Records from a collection
<<<<
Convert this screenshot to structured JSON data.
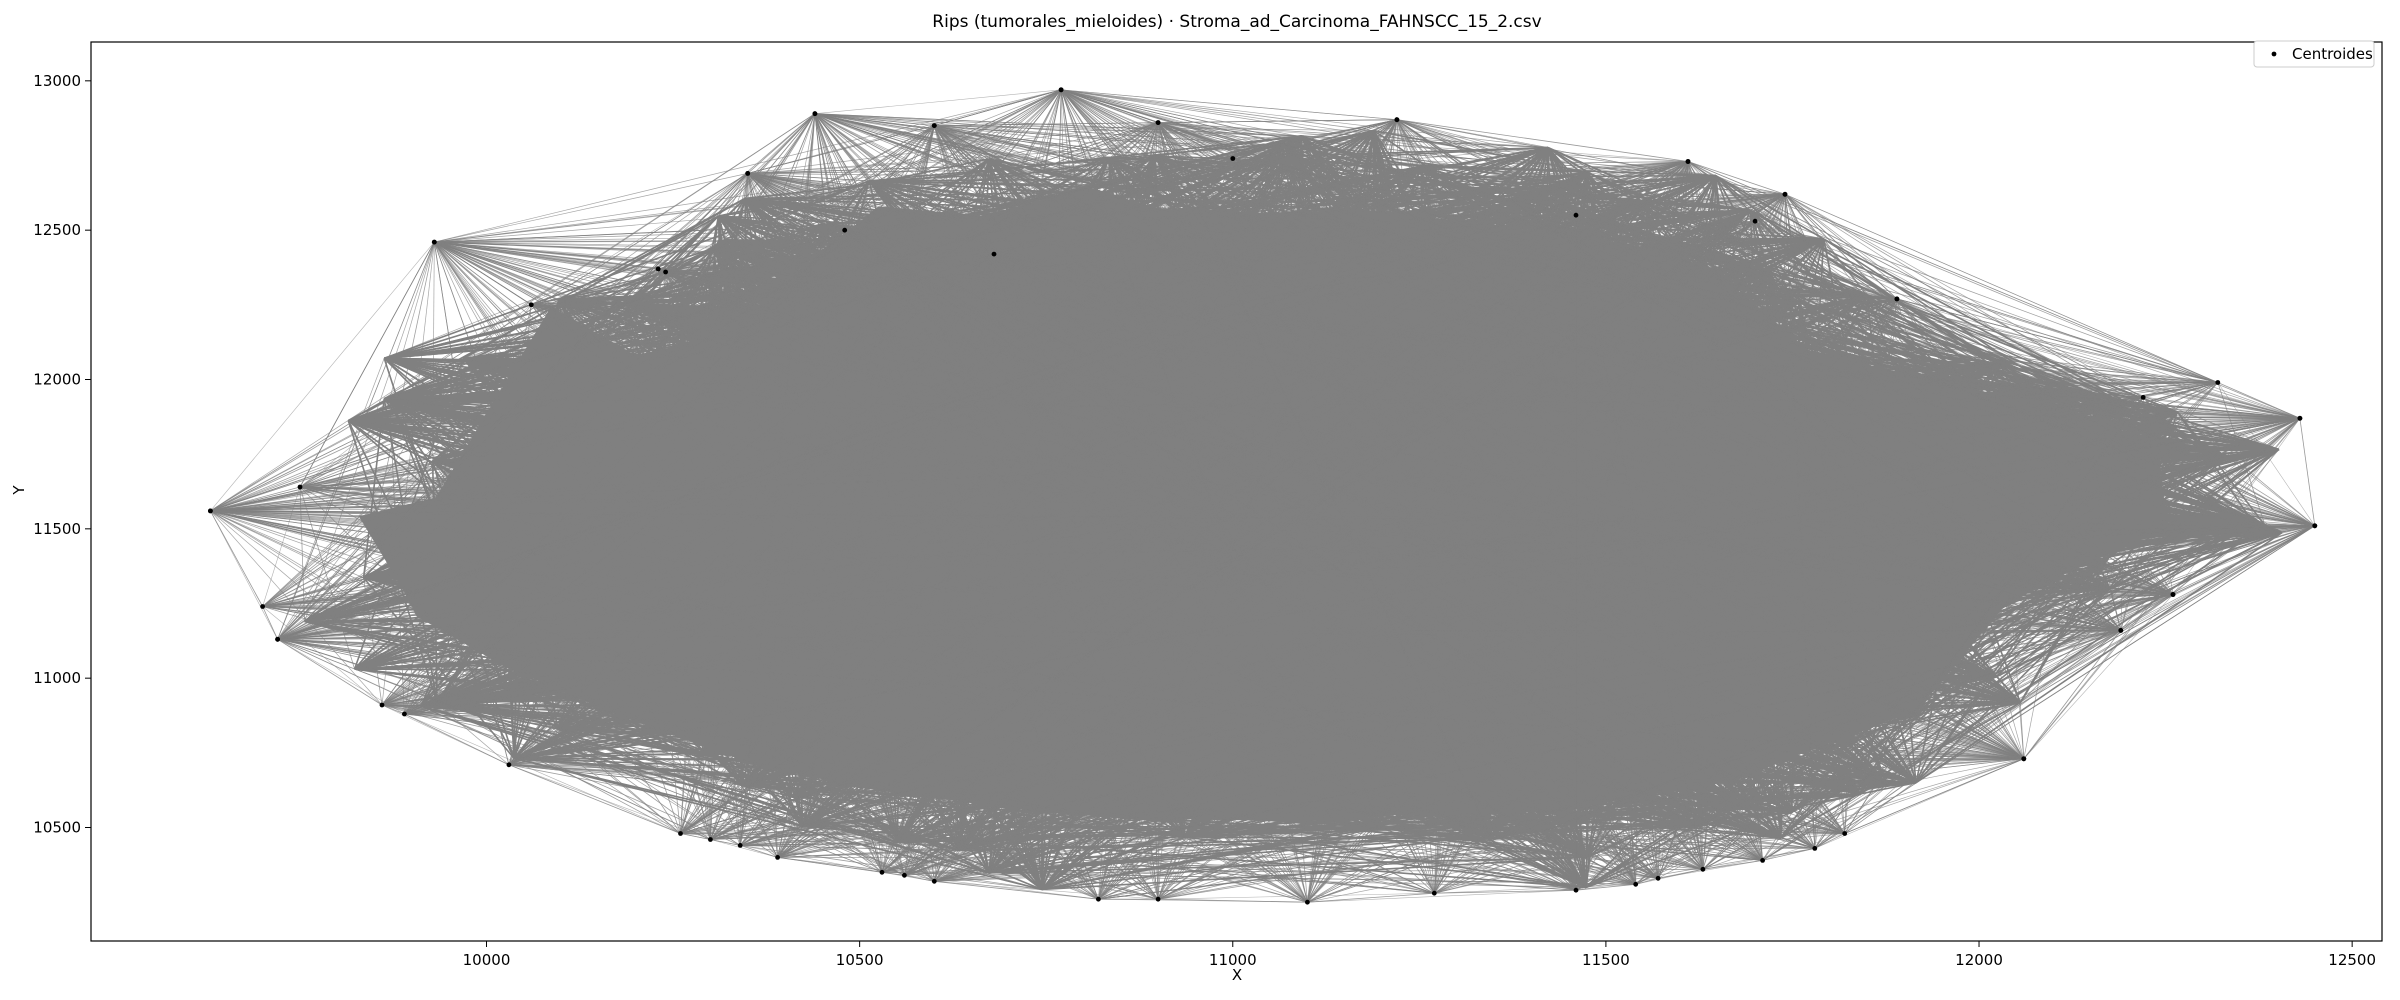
{
  "chart_data": {
    "type": "scatter",
    "title": "Rips (tumorales_mieloides) · Stroma_ad_Carcinoma_FAHNSCC_15_2.csv",
    "xlabel": "X",
    "ylabel": "Y",
    "xlim": [
      9470,
      12540
    ],
    "ylim": [
      10120,
      13130
    ],
    "xticks": [
      10000,
      10500,
      11000,
      11500,
      12000,
      12500
    ],
    "yticks": [
      10500,
      11000,
      11500,
      12000,
      12500,
      13000
    ],
    "xtick_labels": [
      "10000",
      "10500",
      "11000",
      "11500",
      "12000",
      "12500"
    ],
    "ytick_labels": [
      "10500",
      "11000",
      "11500",
      "12000",
      "12500",
      "13000"
    ],
    "grid": false,
    "legend": {
      "position": "top-right",
      "entries": [
        "Centroides"
      ]
    },
    "edge_color": "#808080",
    "point_color": "#000000",
    "series": [
      {
        "name": "Centroides",
        "hull_points": [
          [
            9630,
            11560
          ],
          [
            9700,
            11240
          ],
          [
            9720,
            11130
          ],
          [
            9860,
            10910
          ],
          [
            9890,
            10880
          ],
          [
            10030,
            10710
          ],
          [
            10260,
            10480
          ],
          [
            10300,
            10460
          ],
          [
            10340,
            10440
          ],
          [
            10390,
            10400
          ],
          [
            10530,
            10350
          ],
          [
            10560,
            10340
          ],
          [
            10600,
            10320
          ],
          [
            10820,
            10260
          ],
          [
            10900,
            10260
          ],
          [
            11100,
            10250
          ],
          [
            11270,
            10280
          ],
          [
            11460,
            10290
          ],
          [
            11540,
            10310
          ],
          [
            11570,
            10330
          ],
          [
            11630,
            10360
          ],
          [
            11710,
            10390
          ],
          [
            11780,
            10430
          ],
          [
            11820,
            10480
          ],
          [
            12060,
            10730
          ],
          [
            12190,
            11160
          ],
          [
            12260,
            11280
          ],
          [
            12450,
            11510
          ],
          [
            12430,
            11870
          ],
          [
            12320,
            11990
          ],
          [
            11890,
            12270
          ],
          [
            11740,
            12620
          ],
          [
            11610,
            12730
          ],
          [
            11220,
            12870
          ],
          [
            10900,
            12860
          ],
          [
            10770,
            12970
          ],
          [
            10600,
            12850
          ],
          [
            10440,
            12890
          ],
          [
            10350,
            12690
          ],
          [
            10240,
            12360
          ],
          [
            10060,
            12250
          ],
          [
            9930,
            12460
          ],
          [
            9750,
            11640
          ]
        ],
        "hubs": [
          [
            9930,
            12460
          ],
          [
            10230,
            12370
          ],
          [
            10350,
            12690
          ],
          [
            10440,
            12890
          ],
          [
            10480,
            12500
          ],
          [
            10600,
            12850
          ],
          [
            10680,
            12420
          ],
          [
            10770,
            12970
          ],
          [
            10900,
            12860
          ],
          [
            11000,
            12740
          ],
          [
            11220,
            12870
          ],
          [
            11460,
            12550
          ],
          [
            11610,
            12730
          ],
          [
            11700,
            12530
          ],
          [
            11740,
            12620
          ],
          [
            11890,
            12270
          ],
          [
            12220,
            11940
          ],
          [
            12430,
            11870
          ],
          [
            12450,
            11510
          ],
          [
            12060,
            10730
          ],
          [
            12190,
            11160
          ],
          [
            12260,
            11280
          ],
          [
            9630,
            11560
          ],
          [
            9720,
            11130
          ]
        ]
      }
    ]
  }
}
>>>>
What comes back should match the records exactly, minus any pictures.

Convert this screenshot to structured JSON data.
{
  "chart_data": {
    "type": "scatter",
    "title": "Rips (tumorales_mieloides) · Stroma_ad_Carcinoma_FAHNSCC_15_2.csv",
    "xlabel": "X",
    "ylabel": "Y",
    "xlim": [
      9470,
      12540
    ],
    "ylim": [
      10120,
      13130
    ],
    "xticks": [
      10000,
      10500,
      11000,
      11500,
      12000,
      12500
    ],
    "yticks": [
      10500,
      11000,
      11500,
      12000,
      12500,
      13000
    ],
    "xtick_labels": [
      "10000",
      "10500",
      "11000",
      "11500",
      "12000",
      "12500"
    ],
    "ytick_labels": [
      "10500",
      "11000",
      "11500",
      "12000",
      "12500",
      "13000"
    ],
    "grid": false,
    "legend": {
      "position": "top-right",
      "entries": [
        "Centroides"
      ]
    },
    "edge_color": "#808080",
    "point_color": "#000000",
    "series": [
      {
        "name": "Centroides",
        "hull_points": [
          [
            9630,
            11560
          ],
          [
            9700,
            11240
          ],
          [
            9720,
            11130
          ],
          [
            9860,
            10910
          ],
          [
            9890,
            10880
          ],
          [
            10030,
            10710
          ],
          [
            10260,
            10480
          ],
          [
            10300,
            10460
          ],
          [
            10340,
            10440
          ],
          [
            10390,
            10400
          ],
          [
            10530,
            10350
          ],
          [
            10560,
            10340
          ],
          [
            10600,
            10320
          ],
          [
            10820,
            10260
          ],
          [
            10900,
            10260
          ],
          [
            11100,
            10250
          ],
          [
            11270,
            10280
          ],
          [
            11460,
            10290
          ],
          [
            11540,
            10310
          ],
          [
            11570,
            10330
          ],
          [
            11630,
            10360
          ],
          [
            11710,
            10390
          ],
          [
            11780,
            10430
          ],
          [
            11820,
            10480
          ],
          [
            12060,
            10730
          ],
          [
            12190,
            11160
          ],
          [
            12260,
            11280
          ],
          [
            12450,
            11510
          ],
          [
            12430,
            11870
          ],
          [
            12320,
            11990
          ],
          [
            11890,
            12270
          ],
          [
            11740,
            12620
          ],
          [
            11610,
            12730
          ],
          [
            11220,
            12870
          ],
          [
            10900,
            12860
          ],
          [
            10770,
            12970
          ],
          [
            10600,
            12850
          ],
          [
            10440,
            12890
          ],
          [
            10350,
            12690
          ],
          [
            10240,
            12360
          ],
          [
            10060,
            12250
          ],
          [
            9930,
            12460
          ],
          [
            9750,
            11640
          ]
        ],
        "hubs": [
          [
            9930,
            12460
          ],
          [
            10230,
            12370
          ],
          [
            10350,
            12690
          ],
          [
            10440,
            12890
          ],
          [
            10480,
            12500
          ],
          [
            10600,
            12850
          ],
          [
            10680,
            12420
          ],
          [
            10770,
            12970
          ],
          [
            10900,
            12860
          ],
          [
            11000,
            12740
          ],
          [
            11220,
            12870
          ],
          [
            11460,
            12550
          ],
          [
            11610,
            12730
          ],
          [
            11700,
            12530
          ],
          [
            11740,
            12620
          ],
          [
            11890,
            12270
          ],
          [
            12220,
            11940
          ],
          [
            12430,
            11870
          ],
          [
            12450,
            11510
          ],
          [
            12060,
            10730
          ],
          [
            12190,
            11160
          ],
          [
            12260,
            11280
          ],
          [
            9630,
            11560
          ],
          [
            9720,
            11130
          ]
        ]
      }
    ]
  }
}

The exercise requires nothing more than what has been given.